═════ RECORDS TO PROCESS ═════

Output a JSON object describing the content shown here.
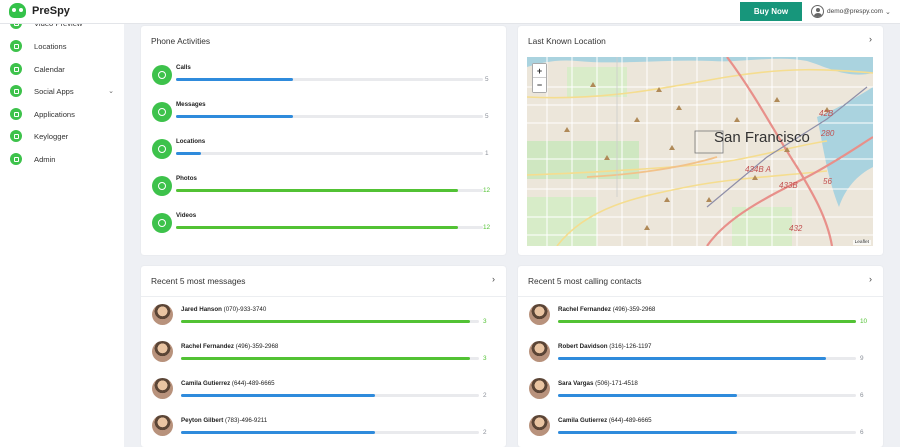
{
  "app": {
    "name": "PreSpy",
    "buy_label": "Buy Now",
    "user_email": "demo@prespy.com"
  },
  "colors": {
    "brand_green": "#3dc24b",
    "buy_button": "#17967b",
    "bar_blue": "#2f8bdc",
    "bar_green": "#52c234"
  },
  "sidebar": {
    "items": [
      {
        "label": "Video Preview",
        "icon": "video-icon"
      },
      {
        "label": "Locations",
        "icon": "location-icon"
      },
      {
        "label": "Calendar",
        "icon": "calendar-icon"
      },
      {
        "label": "Social Apps",
        "icon": "chat-icon",
        "has_submenu": true
      },
      {
        "label": "Applications",
        "icon": "apps-icon"
      },
      {
        "label": "Keylogger",
        "icon": "key-icon"
      },
      {
        "label": "Admin",
        "icon": "admin-icon"
      }
    ]
  },
  "phone_activities": {
    "title": "Phone Activities",
    "items": [
      {
        "label": "Calls",
        "value": "5",
        "fill": 0.38,
        "color": "blue"
      },
      {
        "label": "Messages",
        "value": "5",
        "fill": 0.38,
        "color": "blue"
      },
      {
        "label": "Locations",
        "value": "1",
        "fill": 0.08,
        "color": "blue"
      },
      {
        "label": "Photos",
        "value": "12",
        "fill": 0.92,
        "color": "green"
      },
      {
        "label": "Videos",
        "value": "12",
        "fill": 0.92,
        "color": "green"
      }
    ]
  },
  "location": {
    "title": "Last Known Location",
    "city_label": "San Francisco",
    "attribution": "Leaflet",
    "road_labels": [
      "42B",
      "280",
      "434B A",
      "433B",
      "56",
      "432"
    ]
  },
  "recent_messages": {
    "title": "Recent 5 most messages",
    "items": [
      {
        "name": "Jared Hanson",
        "phone": "(070)-933-3740",
        "value": "3",
        "fill": 0.97,
        "color": "green"
      },
      {
        "name": "Rachel Fernandez",
        "phone": "(496)-359-2968",
        "value": "3",
        "fill": 0.97,
        "color": "green"
      },
      {
        "name": "Camila Gutierrez",
        "phone": "(644)-489-6665",
        "value": "2",
        "fill": 0.65,
        "color": "blue"
      },
      {
        "name": "Peyton Gilbert",
        "phone": "(783)-496-9211",
        "value": "2",
        "fill": 0.65,
        "color": "blue"
      }
    ]
  },
  "recent_calls": {
    "title": "Recent 5 most calling contacts",
    "items": [
      {
        "name": "Rachel Fernandez",
        "phone": "(496)-359-2968",
        "value": "10",
        "fill": 1.0,
        "color": "green"
      },
      {
        "name": "Robert Davidson",
        "phone": "(316)-126-1197",
        "value": "9",
        "fill": 0.9,
        "color": "blue"
      },
      {
        "name": "Sara Vargas",
        "phone": "(506)-171-4518",
        "value": "6",
        "fill": 0.6,
        "color": "blue"
      },
      {
        "name": "Camila Gutierrez",
        "phone": "(644)-489-6665",
        "value": "6",
        "fill": 0.6,
        "color": "blue"
      }
    ]
  }
}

═════

### JOB
Repeat the material above verbatim, with no pictures in the output.

### CORRECT RESPONSE
Output a JSON object describing the content shown here.
{
  "app": {
    "name": "PreSpy",
    "buy_label": "Buy Now",
    "user_email": "demo@prespy.com"
  },
  "colors": {
    "brand_green": "#3dc24b",
    "buy_button": "#17967b",
    "bar_blue": "#2f8bdc",
    "bar_green": "#52c234"
  },
  "sidebar": {
    "items": [
      {
        "label": "Video Preview",
        "icon": "video-icon"
      },
      {
        "label": "Locations",
        "icon": "location-icon"
      },
      {
        "label": "Calendar",
        "icon": "calendar-icon"
      },
      {
        "label": "Social Apps",
        "icon": "chat-icon",
        "has_submenu": true
      },
      {
        "label": "Applications",
        "icon": "apps-icon"
      },
      {
        "label": "Keylogger",
        "icon": "key-icon"
      },
      {
        "label": "Admin",
        "icon": "admin-icon"
      }
    ]
  },
  "phone_activities": {
    "title": "Phone Activities",
    "items": [
      {
        "label": "Calls",
        "value": "5",
        "fill": 0.38,
        "color": "blue"
      },
      {
        "label": "Messages",
        "value": "5",
        "fill": 0.38,
        "color": "blue"
      },
      {
        "label": "Locations",
        "value": "1",
        "fill": 0.08,
        "color": "blue"
      },
      {
        "label": "Photos",
        "value": "12",
        "fill": 0.92,
        "color": "green"
      },
      {
        "label": "Videos",
        "value": "12",
        "fill": 0.92,
        "color": "green"
      }
    ]
  },
  "location": {
    "title": "Last Known Location",
    "city_label": "San Francisco",
    "attribution": "Leaflet",
    "road_labels": [
      "42B",
      "280",
      "434B A",
      "433B",
      "56",
      "432"
    ]
  },
  "recent_messages": {
    "title": "Recent 5 most messages",
    "items": [
      {
        "name": "Jared Hanson",
        "phone": "(070)-933-3740",
        "value": "3",
        "fill": 0.97,
        "color": "green"
      },
      {
        "name": "Rachel Fernandez",
        "phone": "(496)-359-2968",
        "value": "3",
        "fill": 0.97,
        "color": "green"
      },
      {
        "name": "Camila Gutierrez",
        "phone": "(644)-489-6665",
        "value": "2",
        "fill": 0.65,
        "color": "blue"
      },
      {
        "name": "Peyton Gilbert",
        "phone": "(783)-496-9211",
        "value": "2",
        "fill": 0.65,
        "color": "blue"
      }
    ]
  },
  "recent_calls": {
    "title": "Recent 5 most calling contacts",
    "items": [
      {
        "name": "Rachel Fernandez",
        "phone": "(496)-359-2968",
        "value": "10",
        "fill": 1.0,
        "color": "green"
      },
      {
        "name": "Robert Davidson",
        "phone": "(316)-126-1197",
        "value": "9",
        "fill": 0.9,
        "color": "blue"
      },
      {
        "name": "Sara Vargas",
        "phone": "(506)-171-4518",
        "value": "6",
        "fill": 0.6,
        "color": "blue"
      },
      {
        "name": "Camila Gutierrez",
        "phone": "(644)-489-6665",
        "value": "6",
        "fill": 0.6,
        "color": "blue"
      }
    ]
  }
}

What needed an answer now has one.